Can you find the lines of the listing that include "this" and copy every one?

Stored entries

■ ■ ■ ■ ■ ■ ■

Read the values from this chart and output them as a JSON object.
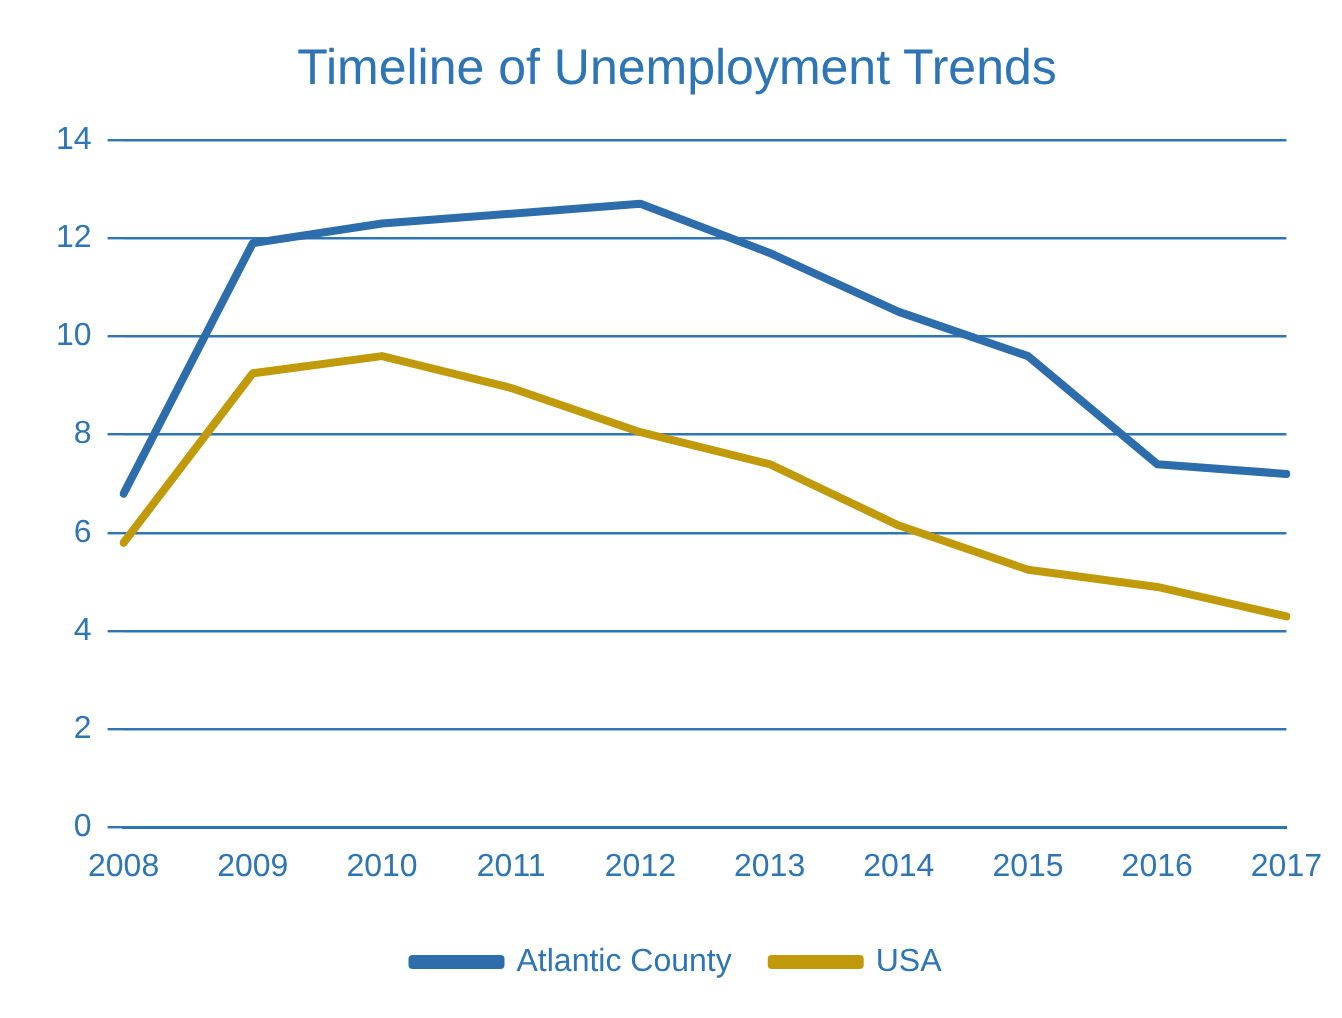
{
  "chart_data": {
    "type": "line",
    "title": "Timeline of Unemployment Trends",
    "categories": [
      "2008",
      "2009",
      "2010",
      "2011",
      "2012",
      "2013",
      "2014",
      "2015",
      "2016",
      "2017"
    ],
    "series": [
      {
        "name": "Atlantic County",
        "color": "#2e6dab",
        "values": [
          6.8,
          11.9,
          12.3,
          12.5,
          12.7,
          11.7,
          10.5,
          9.6,
          7.4,
          7.2
        ]
      },
      {
        "name": "USA",
        "color": "#c09a0b",
        "values": [
          5.8,
          9.25,
          9.6,
          8.95,
          8.05,
          7.4,
          6.15,
          5.25,
          4.9,
          4.3
        ]
      }
    ],
    "ylim": [
      0,
      14
    ],
    "yticks": [
      0,
      2,
      4,
      6,
      8,
      10,
      12,
      14
    ],
    "grid": "y",
    "legend": "bottom",
    "marker": "none",
    "line_style": "solid"
  }
}
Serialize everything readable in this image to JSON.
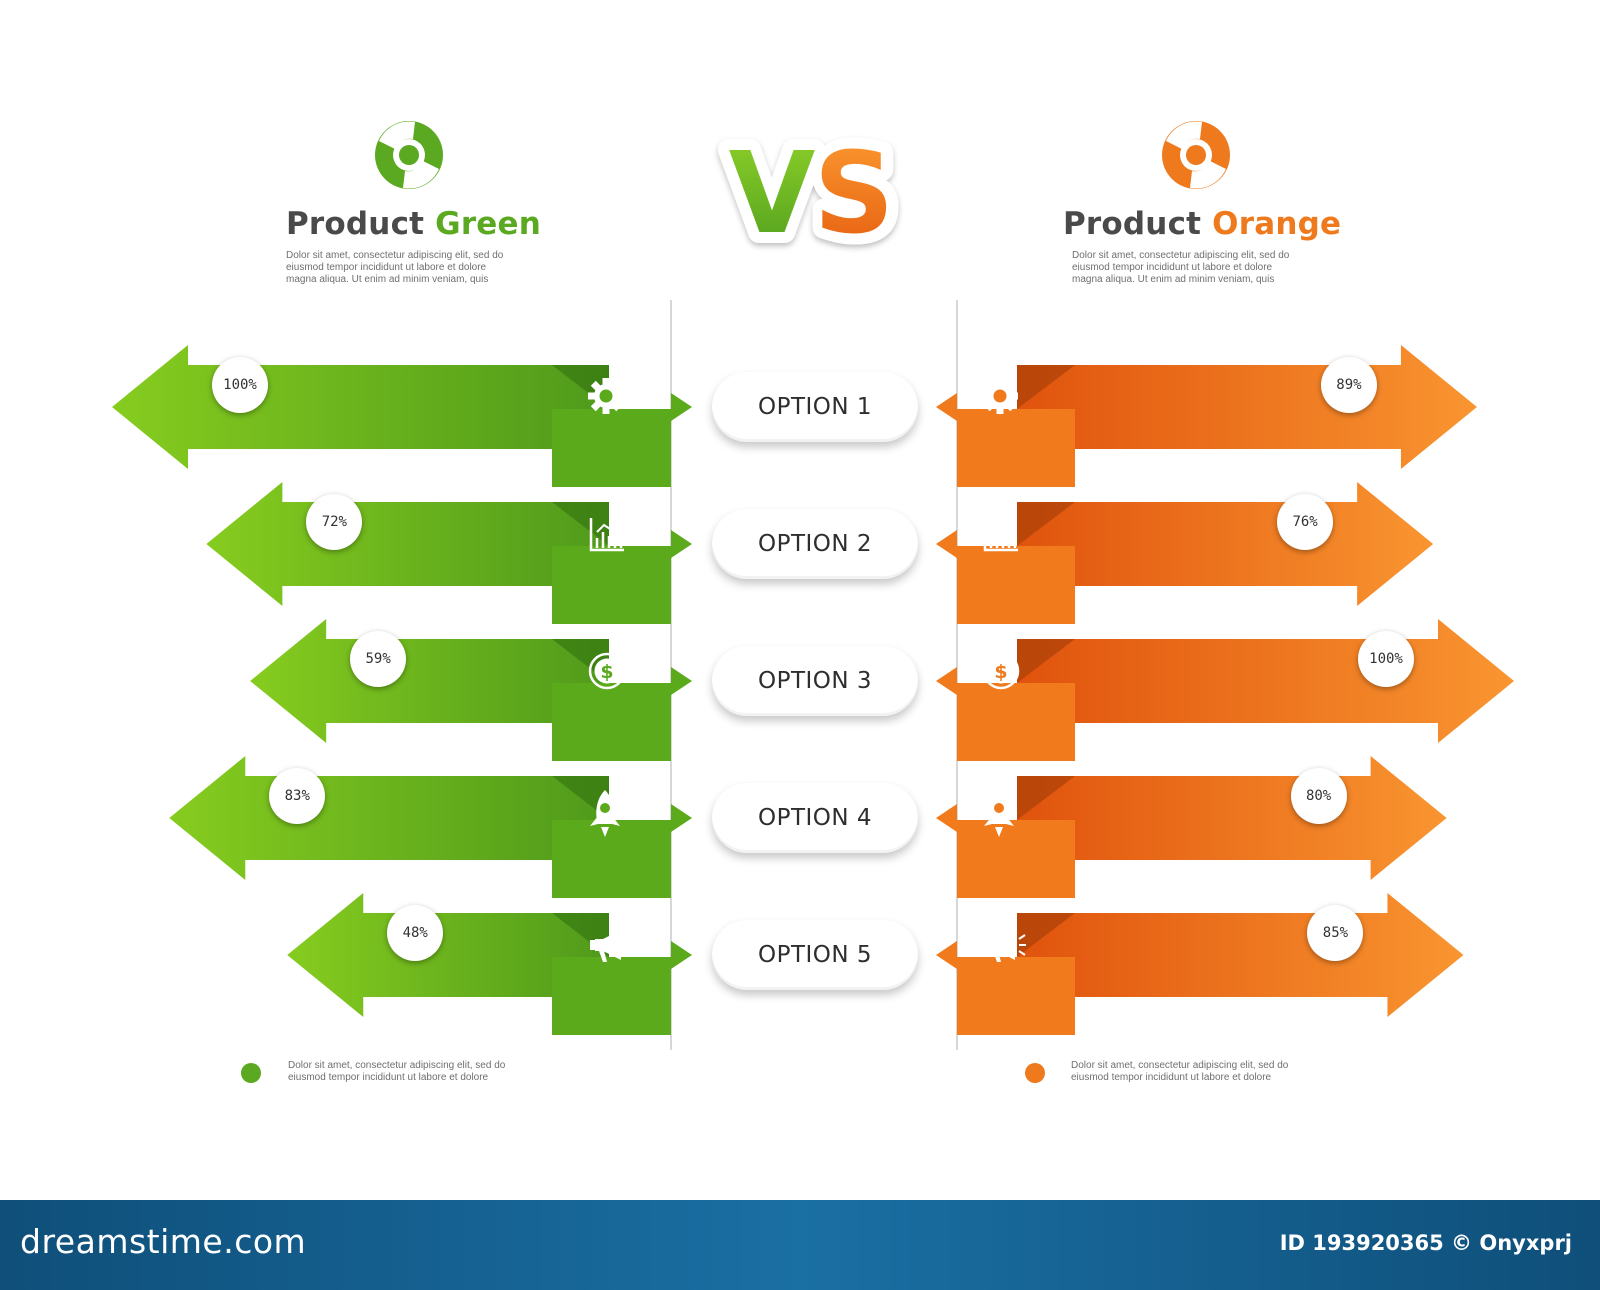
{
  "header": {
    "vs_letters": [
      "V",
      "S"
    ]
  },
  "products": {
    "green": {
      "title_word": "Product",
      "title_color_word": "Green",
      "description": [
        "Dolor sit amet, consectetur adipiscing elit, sed do",
        "eiusmod tempor incididunt ut labore et dolore",
        "magna aliqua. Ut enim ad minim veniam, quis"
      ],
      "footnote": [
        "Dolor sit amet, consectetur adipiscing elit, sed do",
        "eiusmod tempor incididunt ut labore et dolore"
      ],
      "color": "#5aa921",
      "logo_icon": "circular-swirl-logo-icon"
    },
    "orange": {
      "title_word": "Product",
      "title_color_word": "Orange",
      "description": [
        "Dolor sit amet, consectetur adipiscing elit, sed do",
        "eiusmod tempor incididunt ut labore et dolore",
        "magna aliqua. Ut enim ad minim veniam, quis"
      ],
      "footnote": [
        "Dolor sit amet, consectetur adipiscing elit, sed do",
        "eiusmod tempor incididunt ut labore et dolore"
      ],
      "color": "#ee7a1d",
      "logo_icon": "circular-swirl-logo-icon"
    }
  },
  "options": [
    {
      "label": "OPTION 1",
      "icon": "gear-icon",
      "green_value": "100%",
      "orange_value": "89%",
      "green_pct": 100,
      "orange_pct": 89
    },
    {
      "label": "OPTION 2",
      "icon": "bar-chart-icon",
      "green_value": "72%",
      "orange_value": "76%",
      "green_pct": 72,
      "orange_pct": 76
    },
    {
      "label": "OPTION 3",
      "icon": "dollar-icon",
      "green_value": "59%",
      "orange_value": "100%",
      "green_pct": 59,
      "orange_pct": 100
    },
    {
      "label": "OPTION 4",
      "icon": "rocket-icon",
      "green_value": "83%",
      "orange_value": "80%",
      "green_pct": 83,
      "orange_pct": 80
    },
    {
      "label": "OPTION 5",
      "icon": "megaphone-icon",
      "green_value": "48%",
      "orange_value": "85%",
      "green_pct": 48,
      "orange_pct": 85
    }
  ],
  "colors": {
    "green_light": "#82c91e",
    "green_dark": "#4e9a1c",
    "orange_light": "#f7922d",
    "orange_dark": "#e2580f",
    "footer_bg": "#1565a0"
  },
  "footer": {
    "brand": "dreamstime.com",
    "credit": "ID 193920365 © Onyxprj"
  }
}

■ ■ ■ ■ ■ ■ ■

→ **FINISHED ANSWER**
Read the values from this chart and output them as a JSON object.
Serialize everything readable in this image to JSON.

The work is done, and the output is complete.